Records from a collection of figures
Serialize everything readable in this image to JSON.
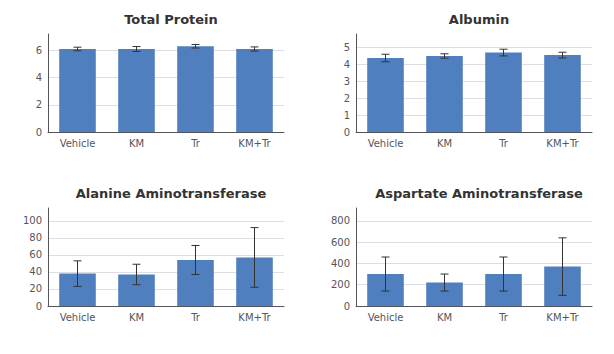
{
  "chart_data": [
    {
      "type": "bar",
      "title": "Total Protein",
      "categories": [
        "Vehicle",
        "KM",
        "Tr",
        "KM+Tr"
      ],
      "values": [
        6.1,
        6.1,
        6.3,
        6.1
      ],
      "errors": [
        0.13,
        0.18,
        0.13,
        0.15
      ],
      "color": "#4f7fbf",
      "ylim": [
        0,
        7.2
      ],
      "yticks": [
        0,
        2,
        4,
        6
      ],
      "grid": true
    },
    {
      "type": "bar",
      "title": "Albumin",
      "categories": [
        "Vehicle",
        "KM",
        "Tr",
        "KM+Tr"
      ],
      "values": [
        4.38,
        4.5,
        4.7,
        4.55
      ],
      "errors": [
        0.22,
        0.13,
        0.2,
        0.17
      ],
      "color": "#4f7fbf",
      "ylim": [
        0,
        5.8
      ],
      "yticks": [
        0,
        1,
        2,
        3,
        4,
        5
      ],
      "grid": true
    },
    {
      "type": "bar",
      "title": "Alanine Aminotransferase",
      "categories": [
        "Vehicle",
        "KM",
        "Tr",
        "KM+Tr"
      ],
      "values": [
        38,
        37,
        54,
        57
      ],
      "errors": [
        15,
        12,
        17,
        35
      ],
      "color": "#4f7fbf",
      "ylim": [
        0,
        115
      ],
      "yticks": [
        0,
        20,
        40,
        60,
        80,
        100
      ],
      "grid": true
    },
    {
      "type": "bar",
      "title": "Aspartate Aminotransferase",
      "categories": [
        "Vehicle",
        "KM",
        "Tr",
        "KM+Tr"
      ],
      "values": [
        300,
        220,
        300,
        370
      ],
      "errors": [
        160,
        80,
        160,
        270
      ],
      "color": "#4f7fbf",
      "ylim": [
        0,
        920
      ],
      "yticks": [
        0,
        200,
        400,
        600,
        800
      ],
      "grid": true
    }
  ]
}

§ GOAL OF THE EXERCISE:
Scan the data above; copy every line where "title" appears.

§ RESULT:
      "title": "Total Protein",
      "title": "Albumin",
      "title": "Alanine Aminotransferase",
      "title": "Aspartate Aminotransferase",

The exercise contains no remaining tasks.